::: Dataset records :::
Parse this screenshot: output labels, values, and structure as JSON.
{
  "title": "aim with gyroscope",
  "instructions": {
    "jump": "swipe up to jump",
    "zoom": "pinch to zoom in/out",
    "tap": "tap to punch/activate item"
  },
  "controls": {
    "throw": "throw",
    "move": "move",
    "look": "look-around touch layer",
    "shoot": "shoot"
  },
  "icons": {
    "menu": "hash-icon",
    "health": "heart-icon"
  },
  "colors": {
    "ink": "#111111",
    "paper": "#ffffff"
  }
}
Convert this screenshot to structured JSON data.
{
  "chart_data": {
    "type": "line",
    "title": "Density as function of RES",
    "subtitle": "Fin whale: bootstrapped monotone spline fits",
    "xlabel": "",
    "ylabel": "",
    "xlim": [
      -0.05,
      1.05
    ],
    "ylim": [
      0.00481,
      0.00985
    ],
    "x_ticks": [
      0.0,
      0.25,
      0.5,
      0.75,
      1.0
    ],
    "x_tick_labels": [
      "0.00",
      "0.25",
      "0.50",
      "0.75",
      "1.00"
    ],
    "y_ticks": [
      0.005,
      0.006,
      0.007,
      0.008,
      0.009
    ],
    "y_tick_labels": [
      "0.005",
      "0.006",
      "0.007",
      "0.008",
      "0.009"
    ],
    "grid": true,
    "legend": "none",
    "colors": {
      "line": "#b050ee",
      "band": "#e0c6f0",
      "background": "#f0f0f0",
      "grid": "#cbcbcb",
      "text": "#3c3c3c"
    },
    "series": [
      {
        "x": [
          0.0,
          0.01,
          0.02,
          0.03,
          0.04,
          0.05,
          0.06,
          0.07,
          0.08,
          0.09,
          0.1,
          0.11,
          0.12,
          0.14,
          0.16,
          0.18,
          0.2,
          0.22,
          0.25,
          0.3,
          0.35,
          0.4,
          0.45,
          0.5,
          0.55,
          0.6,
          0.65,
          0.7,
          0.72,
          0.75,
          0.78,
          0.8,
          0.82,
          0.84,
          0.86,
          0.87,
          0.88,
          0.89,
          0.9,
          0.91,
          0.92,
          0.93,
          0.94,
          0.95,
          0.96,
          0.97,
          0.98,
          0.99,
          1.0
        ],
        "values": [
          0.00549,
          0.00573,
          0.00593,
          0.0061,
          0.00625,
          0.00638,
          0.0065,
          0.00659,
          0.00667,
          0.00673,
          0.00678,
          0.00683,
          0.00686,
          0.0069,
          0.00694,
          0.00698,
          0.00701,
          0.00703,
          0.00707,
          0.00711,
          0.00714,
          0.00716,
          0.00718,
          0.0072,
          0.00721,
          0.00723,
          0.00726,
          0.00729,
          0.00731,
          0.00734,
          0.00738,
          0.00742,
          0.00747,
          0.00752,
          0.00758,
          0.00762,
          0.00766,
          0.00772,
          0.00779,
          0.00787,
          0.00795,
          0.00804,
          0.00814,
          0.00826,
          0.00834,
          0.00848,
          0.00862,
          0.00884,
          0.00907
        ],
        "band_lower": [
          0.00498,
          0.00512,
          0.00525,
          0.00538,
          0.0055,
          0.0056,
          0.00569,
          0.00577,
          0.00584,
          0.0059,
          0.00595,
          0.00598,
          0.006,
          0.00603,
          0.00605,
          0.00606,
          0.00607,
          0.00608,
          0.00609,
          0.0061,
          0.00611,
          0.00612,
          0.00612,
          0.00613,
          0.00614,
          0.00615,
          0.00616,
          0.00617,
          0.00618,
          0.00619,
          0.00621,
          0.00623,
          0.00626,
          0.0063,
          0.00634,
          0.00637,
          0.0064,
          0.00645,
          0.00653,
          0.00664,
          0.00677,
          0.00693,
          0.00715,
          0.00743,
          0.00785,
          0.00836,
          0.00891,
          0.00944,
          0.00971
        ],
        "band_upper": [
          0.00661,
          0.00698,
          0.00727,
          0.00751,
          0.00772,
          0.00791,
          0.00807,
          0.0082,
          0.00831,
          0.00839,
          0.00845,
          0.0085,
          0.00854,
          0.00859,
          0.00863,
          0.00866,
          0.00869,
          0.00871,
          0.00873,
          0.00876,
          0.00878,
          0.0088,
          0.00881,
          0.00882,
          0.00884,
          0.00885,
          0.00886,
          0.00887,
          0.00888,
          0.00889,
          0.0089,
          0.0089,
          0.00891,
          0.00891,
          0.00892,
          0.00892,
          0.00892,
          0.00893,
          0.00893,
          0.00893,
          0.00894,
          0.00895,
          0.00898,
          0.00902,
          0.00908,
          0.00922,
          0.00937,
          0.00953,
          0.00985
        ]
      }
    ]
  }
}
:::
Given exercise:
All lines above with "JSON" in them should be returned.

Exercise result:
Parse this screenshot: output labels, values, and structure as JSON.
Convert this screenshot to structured JSON data.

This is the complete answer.